■ Do this:
Pull each line holding "xlabel" out of the entries below.

────────────────────────────────────────

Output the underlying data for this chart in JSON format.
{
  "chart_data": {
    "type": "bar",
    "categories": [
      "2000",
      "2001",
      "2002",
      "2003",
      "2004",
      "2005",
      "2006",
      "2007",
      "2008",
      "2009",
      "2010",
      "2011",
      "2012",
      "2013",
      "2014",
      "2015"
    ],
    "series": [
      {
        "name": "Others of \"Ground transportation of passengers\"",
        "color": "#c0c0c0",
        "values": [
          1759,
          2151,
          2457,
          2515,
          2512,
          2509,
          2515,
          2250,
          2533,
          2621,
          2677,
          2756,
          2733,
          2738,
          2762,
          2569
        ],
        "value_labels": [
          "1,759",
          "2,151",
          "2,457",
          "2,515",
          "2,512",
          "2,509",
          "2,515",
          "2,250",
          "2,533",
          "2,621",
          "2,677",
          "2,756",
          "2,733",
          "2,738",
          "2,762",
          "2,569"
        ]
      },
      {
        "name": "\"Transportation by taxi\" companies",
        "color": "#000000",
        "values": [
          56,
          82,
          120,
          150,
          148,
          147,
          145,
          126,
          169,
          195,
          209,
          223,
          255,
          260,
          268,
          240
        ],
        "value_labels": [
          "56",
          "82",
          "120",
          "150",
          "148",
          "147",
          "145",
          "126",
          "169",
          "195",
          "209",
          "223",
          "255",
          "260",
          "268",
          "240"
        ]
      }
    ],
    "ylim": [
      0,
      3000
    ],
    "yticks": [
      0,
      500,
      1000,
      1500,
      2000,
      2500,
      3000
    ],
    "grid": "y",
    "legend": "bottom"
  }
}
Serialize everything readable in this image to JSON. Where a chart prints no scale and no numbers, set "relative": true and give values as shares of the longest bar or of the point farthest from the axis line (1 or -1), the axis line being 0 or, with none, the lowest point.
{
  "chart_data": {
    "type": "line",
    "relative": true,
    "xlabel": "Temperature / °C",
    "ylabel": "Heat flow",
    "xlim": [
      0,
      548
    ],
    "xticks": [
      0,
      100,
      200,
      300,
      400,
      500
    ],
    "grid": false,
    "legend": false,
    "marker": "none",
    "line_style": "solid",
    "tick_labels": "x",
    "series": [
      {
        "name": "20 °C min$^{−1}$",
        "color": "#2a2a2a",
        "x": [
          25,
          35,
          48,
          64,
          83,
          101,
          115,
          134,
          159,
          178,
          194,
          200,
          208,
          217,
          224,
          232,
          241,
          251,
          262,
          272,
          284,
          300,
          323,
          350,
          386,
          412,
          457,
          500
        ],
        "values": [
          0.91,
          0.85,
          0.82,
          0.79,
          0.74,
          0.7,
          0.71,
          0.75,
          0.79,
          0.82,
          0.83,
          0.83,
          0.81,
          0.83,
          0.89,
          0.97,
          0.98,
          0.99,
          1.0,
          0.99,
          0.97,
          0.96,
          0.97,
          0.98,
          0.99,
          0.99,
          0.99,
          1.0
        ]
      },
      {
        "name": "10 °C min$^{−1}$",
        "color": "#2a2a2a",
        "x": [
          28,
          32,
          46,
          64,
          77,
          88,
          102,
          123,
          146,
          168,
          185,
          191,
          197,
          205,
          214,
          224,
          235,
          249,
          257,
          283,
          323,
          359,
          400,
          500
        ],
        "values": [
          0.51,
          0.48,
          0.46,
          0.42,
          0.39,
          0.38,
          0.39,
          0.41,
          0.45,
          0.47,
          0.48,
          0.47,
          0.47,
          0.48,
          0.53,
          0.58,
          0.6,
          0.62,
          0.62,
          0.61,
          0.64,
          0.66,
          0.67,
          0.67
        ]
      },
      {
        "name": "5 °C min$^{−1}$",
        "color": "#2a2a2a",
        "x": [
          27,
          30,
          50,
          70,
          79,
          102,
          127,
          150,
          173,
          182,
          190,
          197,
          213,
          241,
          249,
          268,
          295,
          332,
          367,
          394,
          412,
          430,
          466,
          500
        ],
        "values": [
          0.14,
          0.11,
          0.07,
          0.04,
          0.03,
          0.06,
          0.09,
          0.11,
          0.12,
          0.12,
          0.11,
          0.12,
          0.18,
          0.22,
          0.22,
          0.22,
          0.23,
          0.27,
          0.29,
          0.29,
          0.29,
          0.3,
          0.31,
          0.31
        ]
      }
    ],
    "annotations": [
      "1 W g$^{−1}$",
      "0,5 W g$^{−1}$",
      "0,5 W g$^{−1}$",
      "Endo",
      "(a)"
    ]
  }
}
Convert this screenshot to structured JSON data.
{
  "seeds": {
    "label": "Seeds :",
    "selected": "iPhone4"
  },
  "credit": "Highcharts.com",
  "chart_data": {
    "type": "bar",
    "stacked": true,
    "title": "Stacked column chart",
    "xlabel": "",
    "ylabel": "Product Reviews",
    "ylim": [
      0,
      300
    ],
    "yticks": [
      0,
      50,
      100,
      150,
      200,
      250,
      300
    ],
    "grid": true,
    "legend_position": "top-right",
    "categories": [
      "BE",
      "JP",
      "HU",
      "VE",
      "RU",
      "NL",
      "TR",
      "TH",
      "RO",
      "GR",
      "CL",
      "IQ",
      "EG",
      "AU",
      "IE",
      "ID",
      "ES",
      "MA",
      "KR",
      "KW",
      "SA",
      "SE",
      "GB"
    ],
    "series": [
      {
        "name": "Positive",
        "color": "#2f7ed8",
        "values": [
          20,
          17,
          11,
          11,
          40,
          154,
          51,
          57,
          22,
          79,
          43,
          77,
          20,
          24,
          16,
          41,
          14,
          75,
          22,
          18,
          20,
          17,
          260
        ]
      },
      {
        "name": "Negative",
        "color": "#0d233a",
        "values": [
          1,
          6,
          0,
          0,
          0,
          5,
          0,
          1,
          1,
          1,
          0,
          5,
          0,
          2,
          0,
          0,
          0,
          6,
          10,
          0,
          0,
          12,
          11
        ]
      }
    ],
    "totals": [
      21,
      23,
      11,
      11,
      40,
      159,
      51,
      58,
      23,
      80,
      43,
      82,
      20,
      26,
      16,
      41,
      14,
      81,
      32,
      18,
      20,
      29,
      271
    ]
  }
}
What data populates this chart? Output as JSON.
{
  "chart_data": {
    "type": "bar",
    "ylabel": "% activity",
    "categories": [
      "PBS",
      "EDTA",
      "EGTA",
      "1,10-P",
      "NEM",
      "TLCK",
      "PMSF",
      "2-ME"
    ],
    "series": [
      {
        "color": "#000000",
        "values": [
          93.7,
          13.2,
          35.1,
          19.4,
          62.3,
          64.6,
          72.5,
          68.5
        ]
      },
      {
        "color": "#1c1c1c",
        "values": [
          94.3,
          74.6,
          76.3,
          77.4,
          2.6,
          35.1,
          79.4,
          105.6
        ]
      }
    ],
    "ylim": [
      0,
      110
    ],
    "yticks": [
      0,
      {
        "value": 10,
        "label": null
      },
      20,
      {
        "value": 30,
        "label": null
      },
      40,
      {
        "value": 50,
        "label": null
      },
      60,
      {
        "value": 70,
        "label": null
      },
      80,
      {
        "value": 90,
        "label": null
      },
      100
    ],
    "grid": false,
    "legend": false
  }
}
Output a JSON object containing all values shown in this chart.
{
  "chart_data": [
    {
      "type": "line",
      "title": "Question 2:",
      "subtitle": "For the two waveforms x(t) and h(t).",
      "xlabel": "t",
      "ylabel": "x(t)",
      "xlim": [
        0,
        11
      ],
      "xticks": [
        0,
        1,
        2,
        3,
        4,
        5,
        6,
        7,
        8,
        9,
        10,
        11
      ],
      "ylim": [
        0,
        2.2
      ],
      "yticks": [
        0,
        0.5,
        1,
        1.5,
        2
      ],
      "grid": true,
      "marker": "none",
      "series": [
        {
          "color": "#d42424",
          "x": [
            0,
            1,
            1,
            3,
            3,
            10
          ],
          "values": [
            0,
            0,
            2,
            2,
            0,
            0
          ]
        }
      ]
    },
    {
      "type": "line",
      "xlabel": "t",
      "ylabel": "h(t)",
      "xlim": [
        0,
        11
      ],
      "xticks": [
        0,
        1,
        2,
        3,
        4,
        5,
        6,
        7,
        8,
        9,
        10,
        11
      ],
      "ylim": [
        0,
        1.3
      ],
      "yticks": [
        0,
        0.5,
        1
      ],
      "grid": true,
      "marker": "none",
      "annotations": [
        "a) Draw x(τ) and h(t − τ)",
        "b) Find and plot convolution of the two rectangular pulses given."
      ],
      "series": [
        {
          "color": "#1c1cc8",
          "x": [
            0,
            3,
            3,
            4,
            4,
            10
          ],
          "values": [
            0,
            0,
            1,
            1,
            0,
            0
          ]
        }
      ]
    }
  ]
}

────────────────────────────────────────

■ Task solution:
    "xlabel": "Temperature / °C",
    "xlabel": "",
      "xlabel": "t",
      "xlabel": "t",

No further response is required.